• **Short task**: Find and return each line containing "Khoroshilov".

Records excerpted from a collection
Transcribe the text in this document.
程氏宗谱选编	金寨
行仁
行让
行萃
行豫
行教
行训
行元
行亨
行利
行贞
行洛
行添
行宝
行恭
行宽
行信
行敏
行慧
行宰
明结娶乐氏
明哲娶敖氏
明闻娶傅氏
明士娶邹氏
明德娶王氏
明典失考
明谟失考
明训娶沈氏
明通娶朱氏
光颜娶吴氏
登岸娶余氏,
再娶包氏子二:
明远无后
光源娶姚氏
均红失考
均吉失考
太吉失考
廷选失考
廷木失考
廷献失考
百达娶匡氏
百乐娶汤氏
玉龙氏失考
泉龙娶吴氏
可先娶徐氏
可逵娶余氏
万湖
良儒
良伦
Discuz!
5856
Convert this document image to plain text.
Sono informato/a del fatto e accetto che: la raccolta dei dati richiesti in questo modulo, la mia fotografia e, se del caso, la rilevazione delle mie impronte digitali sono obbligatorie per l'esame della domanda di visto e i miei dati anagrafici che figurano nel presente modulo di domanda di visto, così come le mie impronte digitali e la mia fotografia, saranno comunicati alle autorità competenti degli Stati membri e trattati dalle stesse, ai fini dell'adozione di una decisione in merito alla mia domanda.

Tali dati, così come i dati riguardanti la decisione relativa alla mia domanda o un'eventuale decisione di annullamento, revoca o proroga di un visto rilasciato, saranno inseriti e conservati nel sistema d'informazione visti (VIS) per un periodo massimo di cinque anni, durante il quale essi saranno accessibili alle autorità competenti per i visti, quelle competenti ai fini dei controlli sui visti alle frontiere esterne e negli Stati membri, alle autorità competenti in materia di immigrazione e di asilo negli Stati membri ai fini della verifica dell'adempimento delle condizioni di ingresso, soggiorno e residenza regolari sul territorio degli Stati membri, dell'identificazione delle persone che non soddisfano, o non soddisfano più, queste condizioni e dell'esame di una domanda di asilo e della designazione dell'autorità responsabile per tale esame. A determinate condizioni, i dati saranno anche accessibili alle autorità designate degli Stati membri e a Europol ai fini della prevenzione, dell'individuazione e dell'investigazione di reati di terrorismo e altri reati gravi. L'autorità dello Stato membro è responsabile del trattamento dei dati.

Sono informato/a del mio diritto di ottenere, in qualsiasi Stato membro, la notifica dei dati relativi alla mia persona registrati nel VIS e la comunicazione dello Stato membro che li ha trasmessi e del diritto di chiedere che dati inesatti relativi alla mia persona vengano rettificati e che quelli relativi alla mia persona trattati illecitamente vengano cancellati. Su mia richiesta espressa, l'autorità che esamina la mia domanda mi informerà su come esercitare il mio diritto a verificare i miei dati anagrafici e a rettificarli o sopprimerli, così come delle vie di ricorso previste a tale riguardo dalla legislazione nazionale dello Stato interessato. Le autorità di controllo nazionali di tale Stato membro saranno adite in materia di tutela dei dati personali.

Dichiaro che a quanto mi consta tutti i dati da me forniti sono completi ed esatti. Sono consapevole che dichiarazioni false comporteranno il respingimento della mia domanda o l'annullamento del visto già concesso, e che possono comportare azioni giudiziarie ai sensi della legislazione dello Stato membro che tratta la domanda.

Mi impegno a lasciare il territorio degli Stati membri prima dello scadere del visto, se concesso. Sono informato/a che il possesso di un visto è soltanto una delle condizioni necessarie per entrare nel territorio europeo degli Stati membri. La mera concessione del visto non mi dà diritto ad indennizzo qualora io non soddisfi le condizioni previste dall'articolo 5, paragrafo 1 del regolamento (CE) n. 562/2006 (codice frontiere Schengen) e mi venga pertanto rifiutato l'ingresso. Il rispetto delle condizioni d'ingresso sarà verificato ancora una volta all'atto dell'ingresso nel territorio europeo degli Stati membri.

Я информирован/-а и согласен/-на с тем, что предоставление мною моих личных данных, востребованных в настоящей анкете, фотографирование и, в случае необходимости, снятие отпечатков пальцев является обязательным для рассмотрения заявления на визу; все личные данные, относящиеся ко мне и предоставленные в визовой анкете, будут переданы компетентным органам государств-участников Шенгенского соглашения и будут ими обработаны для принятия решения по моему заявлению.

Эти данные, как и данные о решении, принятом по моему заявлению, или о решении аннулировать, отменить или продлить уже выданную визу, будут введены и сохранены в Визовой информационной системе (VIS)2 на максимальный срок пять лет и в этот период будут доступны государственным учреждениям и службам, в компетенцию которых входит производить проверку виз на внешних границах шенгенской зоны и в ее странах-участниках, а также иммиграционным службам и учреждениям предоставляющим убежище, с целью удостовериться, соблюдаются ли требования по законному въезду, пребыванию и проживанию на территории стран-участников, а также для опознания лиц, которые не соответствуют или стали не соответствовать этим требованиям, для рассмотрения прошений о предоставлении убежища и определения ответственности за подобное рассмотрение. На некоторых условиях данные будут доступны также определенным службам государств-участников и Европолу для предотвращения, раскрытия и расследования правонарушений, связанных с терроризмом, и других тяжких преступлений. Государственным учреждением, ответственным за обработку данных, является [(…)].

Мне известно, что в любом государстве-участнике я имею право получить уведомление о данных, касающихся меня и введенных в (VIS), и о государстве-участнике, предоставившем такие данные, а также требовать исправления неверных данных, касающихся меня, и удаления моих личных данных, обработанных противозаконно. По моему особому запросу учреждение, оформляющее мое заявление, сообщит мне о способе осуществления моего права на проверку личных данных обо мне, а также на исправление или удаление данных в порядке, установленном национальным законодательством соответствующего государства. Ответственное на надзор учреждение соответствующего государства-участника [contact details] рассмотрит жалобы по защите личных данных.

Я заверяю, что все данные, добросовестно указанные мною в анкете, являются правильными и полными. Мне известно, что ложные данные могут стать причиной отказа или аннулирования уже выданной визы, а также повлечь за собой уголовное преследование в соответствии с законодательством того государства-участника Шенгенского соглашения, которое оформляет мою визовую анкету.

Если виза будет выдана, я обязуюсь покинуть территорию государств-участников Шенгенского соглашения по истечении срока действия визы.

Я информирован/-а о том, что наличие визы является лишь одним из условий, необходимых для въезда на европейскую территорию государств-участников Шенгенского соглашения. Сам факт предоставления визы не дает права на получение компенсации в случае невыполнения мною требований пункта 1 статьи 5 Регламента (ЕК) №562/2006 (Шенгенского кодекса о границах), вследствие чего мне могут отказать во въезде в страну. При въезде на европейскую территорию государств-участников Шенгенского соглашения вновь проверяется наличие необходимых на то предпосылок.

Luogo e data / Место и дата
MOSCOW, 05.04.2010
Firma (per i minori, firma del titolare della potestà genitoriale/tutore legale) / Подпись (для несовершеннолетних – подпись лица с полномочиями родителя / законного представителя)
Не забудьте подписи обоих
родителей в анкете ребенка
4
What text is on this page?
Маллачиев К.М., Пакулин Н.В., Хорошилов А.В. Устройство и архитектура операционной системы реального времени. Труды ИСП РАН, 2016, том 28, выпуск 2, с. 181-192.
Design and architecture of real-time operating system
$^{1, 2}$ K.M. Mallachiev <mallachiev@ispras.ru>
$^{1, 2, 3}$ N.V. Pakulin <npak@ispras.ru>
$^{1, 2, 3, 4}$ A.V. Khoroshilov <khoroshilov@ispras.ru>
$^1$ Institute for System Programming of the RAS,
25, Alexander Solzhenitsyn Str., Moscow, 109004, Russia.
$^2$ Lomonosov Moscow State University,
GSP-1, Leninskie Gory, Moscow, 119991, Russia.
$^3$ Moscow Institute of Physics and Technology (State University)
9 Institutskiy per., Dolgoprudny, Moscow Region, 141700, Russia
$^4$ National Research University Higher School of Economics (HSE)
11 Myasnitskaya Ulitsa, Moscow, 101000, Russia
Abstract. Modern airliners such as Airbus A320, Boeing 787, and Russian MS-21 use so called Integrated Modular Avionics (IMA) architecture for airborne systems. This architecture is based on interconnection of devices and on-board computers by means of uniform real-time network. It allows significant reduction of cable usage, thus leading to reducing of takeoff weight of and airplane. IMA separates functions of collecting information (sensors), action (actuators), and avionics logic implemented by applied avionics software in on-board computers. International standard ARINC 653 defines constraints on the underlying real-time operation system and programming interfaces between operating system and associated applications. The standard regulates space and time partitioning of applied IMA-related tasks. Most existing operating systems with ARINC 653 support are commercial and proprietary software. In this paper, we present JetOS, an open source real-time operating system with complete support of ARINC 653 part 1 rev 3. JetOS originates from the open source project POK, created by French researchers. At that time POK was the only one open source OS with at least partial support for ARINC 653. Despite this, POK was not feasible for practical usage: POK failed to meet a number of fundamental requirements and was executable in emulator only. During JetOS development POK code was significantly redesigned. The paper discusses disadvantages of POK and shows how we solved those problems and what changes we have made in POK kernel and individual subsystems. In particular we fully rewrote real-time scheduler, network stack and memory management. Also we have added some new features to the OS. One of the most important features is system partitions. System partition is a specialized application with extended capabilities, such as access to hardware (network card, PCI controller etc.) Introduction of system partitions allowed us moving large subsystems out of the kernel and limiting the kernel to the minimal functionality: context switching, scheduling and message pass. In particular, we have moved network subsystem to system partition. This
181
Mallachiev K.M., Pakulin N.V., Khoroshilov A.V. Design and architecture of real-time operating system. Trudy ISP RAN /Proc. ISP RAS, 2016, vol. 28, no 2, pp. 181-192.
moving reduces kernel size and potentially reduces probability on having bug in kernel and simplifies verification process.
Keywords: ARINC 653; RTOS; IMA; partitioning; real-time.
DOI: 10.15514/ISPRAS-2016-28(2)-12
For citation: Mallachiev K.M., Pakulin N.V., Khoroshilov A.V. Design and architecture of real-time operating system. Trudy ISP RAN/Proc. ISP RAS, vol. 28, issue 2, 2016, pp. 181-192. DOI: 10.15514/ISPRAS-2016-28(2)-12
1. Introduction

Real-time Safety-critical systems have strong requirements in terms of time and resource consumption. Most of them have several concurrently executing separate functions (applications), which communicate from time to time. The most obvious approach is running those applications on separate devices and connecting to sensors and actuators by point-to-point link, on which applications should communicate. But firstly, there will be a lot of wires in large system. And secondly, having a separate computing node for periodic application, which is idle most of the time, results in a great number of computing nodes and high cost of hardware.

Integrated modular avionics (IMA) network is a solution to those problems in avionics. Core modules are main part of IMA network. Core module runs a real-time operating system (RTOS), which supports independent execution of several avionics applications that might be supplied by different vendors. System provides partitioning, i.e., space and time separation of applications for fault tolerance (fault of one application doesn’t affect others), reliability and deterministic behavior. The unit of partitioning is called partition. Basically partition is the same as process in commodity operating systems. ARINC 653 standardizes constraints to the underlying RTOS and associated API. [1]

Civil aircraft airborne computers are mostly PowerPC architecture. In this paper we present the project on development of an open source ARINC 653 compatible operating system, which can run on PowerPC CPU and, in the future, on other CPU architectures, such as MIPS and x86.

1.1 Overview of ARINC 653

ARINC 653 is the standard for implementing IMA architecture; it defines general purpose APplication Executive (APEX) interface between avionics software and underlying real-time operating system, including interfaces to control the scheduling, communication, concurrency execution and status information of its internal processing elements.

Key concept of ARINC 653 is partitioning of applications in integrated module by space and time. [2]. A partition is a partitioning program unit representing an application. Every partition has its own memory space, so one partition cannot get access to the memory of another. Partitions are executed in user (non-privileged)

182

• **Exercise result**:
$^{1, 2, 3, 4}$ A.V. Khoroshilov <khoroshilov@ispras.ru>
Mallachiev K.M., Pakulin N.V., Khoroshilov A.V. Design and architecture of real-time operating system. Trudy ISP RAN /Proc. ISP RAS, 2016, vol. 28, no 2, pp. 181-192.
For citation: Mallachiev K.M., Pakulin N.V., Khoroshilov A.V. Design and architecture of real-time operating system. Trudy ISP RAN/Proc. ISP RAS, vol. 28, issue 2, 2016, pp. 181-192. DOI: 10.15514/ISPRAS-2016-28(2)-12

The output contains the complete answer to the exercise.